DATA SUPPLIED:
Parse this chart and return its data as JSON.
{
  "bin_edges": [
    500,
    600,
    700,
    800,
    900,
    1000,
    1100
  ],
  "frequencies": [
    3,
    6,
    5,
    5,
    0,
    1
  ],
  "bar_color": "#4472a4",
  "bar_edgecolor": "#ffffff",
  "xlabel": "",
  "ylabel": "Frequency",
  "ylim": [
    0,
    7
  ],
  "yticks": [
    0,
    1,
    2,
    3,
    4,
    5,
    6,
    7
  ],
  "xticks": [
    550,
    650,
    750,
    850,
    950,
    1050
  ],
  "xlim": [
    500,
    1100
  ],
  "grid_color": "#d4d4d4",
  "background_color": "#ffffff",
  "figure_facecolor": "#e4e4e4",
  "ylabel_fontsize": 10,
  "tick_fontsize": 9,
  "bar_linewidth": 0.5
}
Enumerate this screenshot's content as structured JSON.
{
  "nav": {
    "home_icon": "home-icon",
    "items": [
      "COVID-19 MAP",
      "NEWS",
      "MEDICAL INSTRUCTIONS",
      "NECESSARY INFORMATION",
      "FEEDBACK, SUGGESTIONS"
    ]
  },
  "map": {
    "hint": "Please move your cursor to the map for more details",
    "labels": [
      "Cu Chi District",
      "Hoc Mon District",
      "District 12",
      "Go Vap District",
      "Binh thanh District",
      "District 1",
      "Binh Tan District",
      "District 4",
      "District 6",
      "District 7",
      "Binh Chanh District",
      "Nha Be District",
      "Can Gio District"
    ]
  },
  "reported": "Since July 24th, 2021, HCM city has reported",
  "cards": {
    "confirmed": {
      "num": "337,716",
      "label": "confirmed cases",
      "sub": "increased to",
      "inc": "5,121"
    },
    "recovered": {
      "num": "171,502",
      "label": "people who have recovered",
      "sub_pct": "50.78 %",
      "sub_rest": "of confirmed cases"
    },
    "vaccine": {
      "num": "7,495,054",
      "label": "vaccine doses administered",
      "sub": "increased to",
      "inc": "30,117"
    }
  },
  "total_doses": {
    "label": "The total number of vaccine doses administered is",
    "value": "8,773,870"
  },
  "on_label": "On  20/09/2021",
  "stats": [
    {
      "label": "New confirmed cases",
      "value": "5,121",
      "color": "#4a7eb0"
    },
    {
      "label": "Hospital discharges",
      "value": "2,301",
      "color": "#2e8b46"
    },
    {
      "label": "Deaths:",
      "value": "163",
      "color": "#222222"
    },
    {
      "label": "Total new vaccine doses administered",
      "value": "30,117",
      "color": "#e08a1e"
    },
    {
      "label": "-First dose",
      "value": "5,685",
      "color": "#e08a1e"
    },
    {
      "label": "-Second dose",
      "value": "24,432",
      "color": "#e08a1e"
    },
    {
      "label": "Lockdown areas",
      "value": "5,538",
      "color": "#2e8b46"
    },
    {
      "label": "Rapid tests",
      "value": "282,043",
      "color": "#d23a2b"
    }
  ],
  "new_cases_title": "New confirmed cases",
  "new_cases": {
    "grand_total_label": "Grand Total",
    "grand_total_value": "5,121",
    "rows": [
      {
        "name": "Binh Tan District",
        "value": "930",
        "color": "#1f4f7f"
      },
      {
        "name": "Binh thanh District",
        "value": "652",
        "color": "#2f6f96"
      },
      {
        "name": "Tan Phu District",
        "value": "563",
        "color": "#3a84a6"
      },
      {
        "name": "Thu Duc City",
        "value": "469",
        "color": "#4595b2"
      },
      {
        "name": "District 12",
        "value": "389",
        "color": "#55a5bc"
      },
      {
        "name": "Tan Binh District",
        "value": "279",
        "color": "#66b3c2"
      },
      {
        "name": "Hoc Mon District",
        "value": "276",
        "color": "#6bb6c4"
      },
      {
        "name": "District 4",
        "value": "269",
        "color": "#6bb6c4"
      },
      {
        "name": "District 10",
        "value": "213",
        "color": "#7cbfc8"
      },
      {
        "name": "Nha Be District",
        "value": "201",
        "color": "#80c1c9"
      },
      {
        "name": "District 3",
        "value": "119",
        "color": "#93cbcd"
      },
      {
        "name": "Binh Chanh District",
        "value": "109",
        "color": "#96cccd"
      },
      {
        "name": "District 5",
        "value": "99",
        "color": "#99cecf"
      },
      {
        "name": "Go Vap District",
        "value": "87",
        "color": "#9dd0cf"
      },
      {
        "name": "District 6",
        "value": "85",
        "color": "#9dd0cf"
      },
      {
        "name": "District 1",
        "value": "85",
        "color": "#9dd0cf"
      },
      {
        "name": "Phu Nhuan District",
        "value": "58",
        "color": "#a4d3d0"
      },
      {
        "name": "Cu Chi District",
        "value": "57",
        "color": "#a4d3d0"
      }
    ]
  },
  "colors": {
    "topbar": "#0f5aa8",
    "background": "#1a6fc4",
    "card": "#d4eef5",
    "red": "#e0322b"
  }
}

DIRECTIONS FOR THIS TASK: Exact output of every entry is required.

THE SOLUTION:
Parse this chart and return its data as JSON.
{
  "bin_edges": [
    500,
    600,
    700,
    800,
    900,
    1000,
    1100
  ],
  "frequencies": [
    3,
    6,
    5,
    5,
    0,
    1
  ],
  "bar_color": "#4472a4",
  "bar_edgecolor": "#ffffff",
  "xlabel": "",
  "ylabel": "Frequency",
  "ylim": [
    0,
    7
  ],
  "yticks": [
    0,
    1,
    2,
    3,
    4,
    5,
    6,
    7
  ],
  "xticks": [
    550,
    650,
    750,
    850,
    950,
    1050
  ],
  "xlim": [
    500,
    1100
  ],
  "grid_color": "#d4d4d4",
  "background_color": "#ffffff",
  "figure_facecolor": "#e4e4e4",
  "ylabel_fontsize": 10,
  "tick_fontsize": 9,
  "bar_linewidth": 0.5
}
Enumerate this screenshot's content as structured JSON.
{
  "nav": {
    "home_icon": "home-icon",
    "items": [
      "COVID-19 MAP",
      "NEWS",
      "MEDICAL INSTRUCTIONS",
      "NECESSARY INFORMATION",
      "FEEDBACK, SUGGESTIONS"
    ]
  },
  "map": {
    "hint": "Please move your cursor to the map for more details",
    "labels": [
      "Cu Chi District",
      "Hoc Mon District",
      "District 12",
      "Go Vap District",
      "Binh thanh District",
      "District 1",
      "Binh Tan District",
      "District 4",
      "District 6",
      "District 7",
      "Binh Chanh District",
      "Nha Be District",
      "Can Gio District"
    ]
  },
  "reported": "Since July 24th, 2021, HCM city has reported",
  "cards": {
    "confirmed": {
      "num": "337,716",
      "label": "confirmed cases",
      "sub": "increased to",
      "inc": "5,121"
    },
    "recovered": {
      "num": "171,502",
      "label": "people who have recovered",
      "sub_pct": "50.78 %",
      "sub_rest": "of confirmed cases"
    },
    "vaccine": {
      "num": "7,495,054",
      "label": "vaccine doses administered",
      "sub": "increased to",
      "inc": "30,117"
    }
  },
  "total_doses": {
    "label": "The total number of vaccine doses administered is",
    "value": "8,773,870"
  },
  "on_label": "On  20/09/2021",
  "stats": [
    {
      "label": "New confirmed cases",
      "value": "5,121",
      "color": "#4a7eb0"
    },
    {
      "label": "Hospital discharges",
      "value": "2,301",
      "color": "#2e8b46"
    },
    {
      "label": "Deaths:",
      "value": "163",
      "color": "#222222"
    },
    {
      "label": "Total new vaccine doses administered",
      "value": "30,117",
      "color": "#e08a1e"
    },
    {
      "label": "-First dose",
      "value": "5,685",
      "color": "#e08a1e"
    },
    {
      "label": "-Second dose",
      "value": "24,432",
      "color": "#e08a1e"
    },
    {
      "label": "Lockdown areas",
      "value": "5,538",
      "color": "#2e8b46"
    },
    {
      "label": "Rapid tests",
      "value": "282,043",
      "color": "#d23a2b"
    }
  ],
  "new_cases_title": "New confirmed cases",
  "new_cases": {
    "grand_total_label": "Grand Total",
    "grand_total_value": "5,121",
    "rows": [
      {
        "name": "Binh Tan District",
        "value": "930",
        "color": "#1f4f7f"
      },
      {
        "name": "Binh thanh District",
        "value": "652",
        "color": "#2f6f96"
      },
      {
        "name": "Tan Phu District",
        "value": "563",
        "color": "#3a84a6"
      },
      {
        "name": "Thu Duc City",
        "value": "469",
        "color": "#4595b2"
      },
      {
        "name": "District 12",
        "value": "389",
        "color": "#55a5bc"
      },
      {
        "name": "Tan Binh District",
        "value": "279",
        "color": "#66b3c2"
      },
      {
        "name": "Hoc Mon District",
        "value": "276",
        "color": "#6bb6c4"
      },
      {
        "name": "District 4",
        "value": "269",
        "color": "#6bb6c4"
      },
      {
        "name": "District 10",
        "value": "213",
        "color": "#7cbfc8"
      },
      {
        "name": "Nha Be District",
        "value": "201",
        "color": "#80c1c9"
      },
      {
        "name": "District 3",
        "value": "119",
        "color": "#93cbcd"
      },
      {
        "name": "Binh Chanh District",
        "value": "109",
        "color": "#96cccd"
      },
      {
        "name": "District 5",
        "value": "99",
        "color": "#99cecf"
      },
      {
        "name": "Go Vap District",
        "value": "87",
        "color": "#9dd0cf"
      },
      {
        "name": "District 6",
        "value": "85",
        "color": "#9dd0cf"
      },
      {
        "name": "District 1",
        "value": "85",
        "color": "#9dd0cf"
      },
      {
        "name": "Phu Nhuan District",
        "value": "58",
        "color": "#a4d3d0"
      },
      {
        "name": "Cu Chi District",
        "value": "57",
        "color": "#a4d3d0"
      }
    ]
  },
  "colors": {
    "topbar": "#0f5aa8",
    "background": "#1a6fc4",
    "card": "#d4eef5",
    "red": "#e0322b"
  }
}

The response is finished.